Recorded data =>
---+---

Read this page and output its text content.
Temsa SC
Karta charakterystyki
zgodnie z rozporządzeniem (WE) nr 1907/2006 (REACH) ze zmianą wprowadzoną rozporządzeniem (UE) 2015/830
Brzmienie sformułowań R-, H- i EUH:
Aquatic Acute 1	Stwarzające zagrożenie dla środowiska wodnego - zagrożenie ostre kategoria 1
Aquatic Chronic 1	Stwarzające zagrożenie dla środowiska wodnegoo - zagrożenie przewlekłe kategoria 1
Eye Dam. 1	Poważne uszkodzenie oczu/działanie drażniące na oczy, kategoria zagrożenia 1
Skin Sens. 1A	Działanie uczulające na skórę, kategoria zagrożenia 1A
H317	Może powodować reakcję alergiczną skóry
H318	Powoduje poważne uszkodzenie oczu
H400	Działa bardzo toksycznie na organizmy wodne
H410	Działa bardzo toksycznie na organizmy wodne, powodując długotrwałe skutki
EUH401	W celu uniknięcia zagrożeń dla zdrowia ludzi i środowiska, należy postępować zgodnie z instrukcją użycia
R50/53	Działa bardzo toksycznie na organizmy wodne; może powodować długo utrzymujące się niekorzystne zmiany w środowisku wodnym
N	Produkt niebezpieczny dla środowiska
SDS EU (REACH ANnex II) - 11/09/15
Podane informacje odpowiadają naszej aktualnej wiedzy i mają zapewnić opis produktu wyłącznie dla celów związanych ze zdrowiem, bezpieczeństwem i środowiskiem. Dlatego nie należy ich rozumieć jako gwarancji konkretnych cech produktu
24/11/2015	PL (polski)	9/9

---+---

Exercise directions => Lines that hold "organizmy" are the ones to copy; find all of them.

Solved exercise =>
H400	Działa bardzo toksycznie na organizmy wodne
H410	Działa bardzo toksycznie na organizmy wodne, powodując długotrwałe skutki
R50/53	Działa bardzo toksycznie na organizmy wodne; może powodować długo utrzymujące się niekorzystne zmiany w środowisku wodnym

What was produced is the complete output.